→ TASK
Go through the data and copy every line exactly, but not the images.
- - - - - - -
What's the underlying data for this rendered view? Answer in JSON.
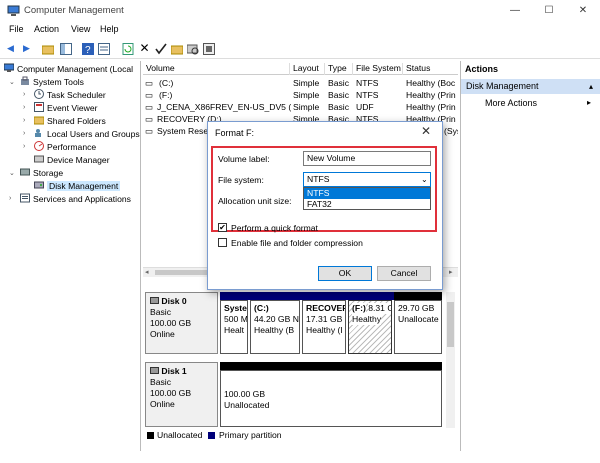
{
  "window": {
    "title": "Computer Management",
    "minimize": "—",
    "maximize": "☐",
    "close": "✕"
  },
  "menu": [
    "File",
    "Action",
    "View",
    "Help"
  ],
  "tree": {
    "root": "Computer Management (Local",
    "system_tools": "System Tools",
    "task_scheduler": "Task Scheduler",
    "event_viewer": "Event Viewer",
    "shared_folders": "Shared Folders",
    "local_users": "Local Users and Groups",
    "performance": "Performance",
    "device_manager": "Device Manager",
    "storage": "Storage",
    "disk_management": "Disk Management",
    "services": "Services and Applications"
  },
  "volumes": {
    "headers": [
      "Volume",
      "Layout",
      "Type",
      "File System",
      "Status"
    ],
    "rows": [
      {
        "name": "(C:)",
        "layout": "Simple",
        "type": "Basic",
        "fs": "NTFS",
        "status": "Healthy (Boc"
      },
      {
        "name": "(F:)",
        "layout": "Simple",
        "type": "Basic",
        "fs": "NTFS",
        "status": "Healthy (Prin"
      },
      {
        "name": "J_CENA_X86FREV_EN-US_DV5 (G:)",
        "layout": "Simple",
        "type": "Basic",
        "fs": "UDF",
        "status": "Healthy (Prin"
      },
      {
        "name": "RECOVERY (D:)",
        "layout": "Simple",
        "type": "Basic",
        "fs": "NTFS",
        "status": "Healthy (Prin"
      },
      {
        "name": "System Reser",
        "layout": "",
        "type": "",
        "fs": "",
        "status": "(Sys"
      }
    ]
  },
  "actions": {
    "title": "Actions",
    "section": "Disk Management",
    "more": "More Actions"
  },
  "disks": [
    {
      "name": "Disk 0",
      "type": "Basic",
      "size": "100.00 GB",
      "state": "Online",
      "partitions": [
        {
          "line1": "Syste",
          "line2": "500 M",
          "line3": "Healt"
        },
        {
          "line1": "(C:)",
          "line2": "44.20 GB N",
          "line3": "Healthy (B"
        },
        {
          "line1": "RECOVER",
          "line2": "17.31 GB",
          "line3": "Healthy (I"
        },
        {
          "line1": "(F:)",
          "line2": "8.31 GB I",
          "line3": "Healthy"
        },
        {
          "line1": "",
          "line2": "29.70 GB",
          "line3": "Unallocate"
        }
      ]
    },
    {
      "name": "Disk 1",
      "type": "Basic",
      "size": "100.00 GB",
      "state": "Online",
      "partitions": [
        {
          "line1": "",
          "line2": "100.00 GB",
          "line3": "Unallocated"
        }
      ]
    }
  ],
  "legend": {
    "unallocated": "Unallocated",
    "primary": "Primary partition"
  },
  "dialog": {
    "title": "Format F:",
    "close": "✕",
    "volume_label_caption": "Volume label:",
    "volume_label_value": "New Volume",
    "file_system_caption": "File system:",
    "file_system_value": "NTFS",
    "file_system_options": [
      "NTFS",
      "FAT32"
    ],
    "allocation_caption": "Allocation unit size:",
    "quick_format_label": "Perform a quick format",
    "quick_format_checked": true,
    "compression_label": "Enable file and folder compression",
    "compression_checked": false,
    "ok_label": "OK",
    "cancel_label": "Cancel"
  },
  "colors": {
    "primary_partition_bar": "#00007a",
    "unallocated_bar": "#000000",
    "highlight_red": "#e0303a",
    "selection_blue": "#0078d7"
  }
}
- - - - - - -
→ FINISHED EXERCISE
What's the underlying data for this rendered view? Answer in JSON.
{
  "window": {
    "title": "Computer Management",
    "minimize": "—",
    "maximize": "☐",
    "close": "✕"
  },
  "menu": [
    "File",
    "Action",
    "View",
    "Help"
  ],
  "tree": {
    "root": "Computer Management (Local",
    "system_tools": "System Tools",
    "task_scheduler": "Task Scheduler",
    "event_viewer": "Event Viewer",
    "shared_folders": "Shared Folders",
    "local_users": "Local Users and Groups",
    "performance": "Performance",
    "device_manager": "Device Manager",
    "storage": "Storage",
    "disk_management": "Disk Management",
    "services": "Services and Applications"
  },
  "volumes": {
    "headers": [
      "Volume",
      "Layout",
      "Type",
      "File System",
      "Status"
    ],
    "rows": [
      {
        "name": "(C:)",
        "layout": "Simple",
        "type": "Basic",
        "fs": "NTFS",
        "status": "Healthy (Boc"
      },
      {
        "name": "(F:)",
        "layout": "Simple",
        "type": "Basic",
        "fs": "NTFS",
        "status": "Healthy (Prin"
      },
      {
        "name": "J_CENA_X86FREV_EN-US_DV5 (G:)",
        "layout": "Simple",
        "type": "Basic",
        "fs": "UDF",
        "status": "Healthy (Prin"
      },
      {
        "name": "RECOVERY (D:)",
        "layout": "Simple",
        "type": "Basic",
        "fs": "NTFS",
        "status": "Healthy (Prin"
      },
      {
        "name": "System Reser",
        "layout": "",
        "type": "",
        "fs": "",
        "status": "(Sys"
      }
    ]
  },
  "actions": {
    "title": "Actions",
    "section": "Disk Management",
    "more": "More Actions"
  },
  "disks": [
    {
      "name": "Disk 0",
      "type": "Basic",
      "size": "100.00 GB",
      "state": "Online",
      "partitions": [
        {
          "line1": "Syste",
          "line2": "500 M",
          "line3": "Healt"
        },
        {
          "line1": "(C:)",
          "line2": "44.20 GB N",
          "line3": "Healthy (B"
        },
        {
          "line1": "RECOVER",
          "line2": "17.31 GB",
          "line3": "Healthy (I"
        },
        {
          "line1": "(F:)",
          "line2": "8.31 GB I",
          "line3": "Healthy"
        },
        {
          "line1": "",
          "line2": "29.70 GB",
          "line3": "Unallocate"
        }
      ]
    },
    {
      "name": "Disk 1",
      "type": "Basic",
      "size": "100.00 GB",
      "state": "Online",
      "partitions": [
        {
          "line1": "",
          "line2": "100.00 GB",
          "line3": "Unallocated"
        }
      ]
    }
  ],
  "legend": {
    "unallocated": "Unallocated",
    "primary": "Primary partition"
  },
  "dialog": {
    "title": "Format F:",
    "close": "✕",
    "volume_label_caption": "Volume label:",
    "volume_label_value": "New Volume",
    "file_system_caption": "File system:",
    "file_system_value": "NTFS",
    "file_system_options": [
      "NTFS",
      "FAT32"
    ],
    "allocation_caption": "Allocation unit size:",
    "quick_format_label": "Perform a quick format",
    "quick_format_checked": true,
    "compression_label": "Enable file and folder compression",
    "compression_checked": false,
    "ok_label": "OK",
    "cancel_label": "Cancel"
  },
  "colors": {
    "primary_partition_bar": "#00007a",
    "unallocated_bar": "#000000",
    "highlight_red": "#e0303a",
    "selection_blue": "#0078d7"
  }
}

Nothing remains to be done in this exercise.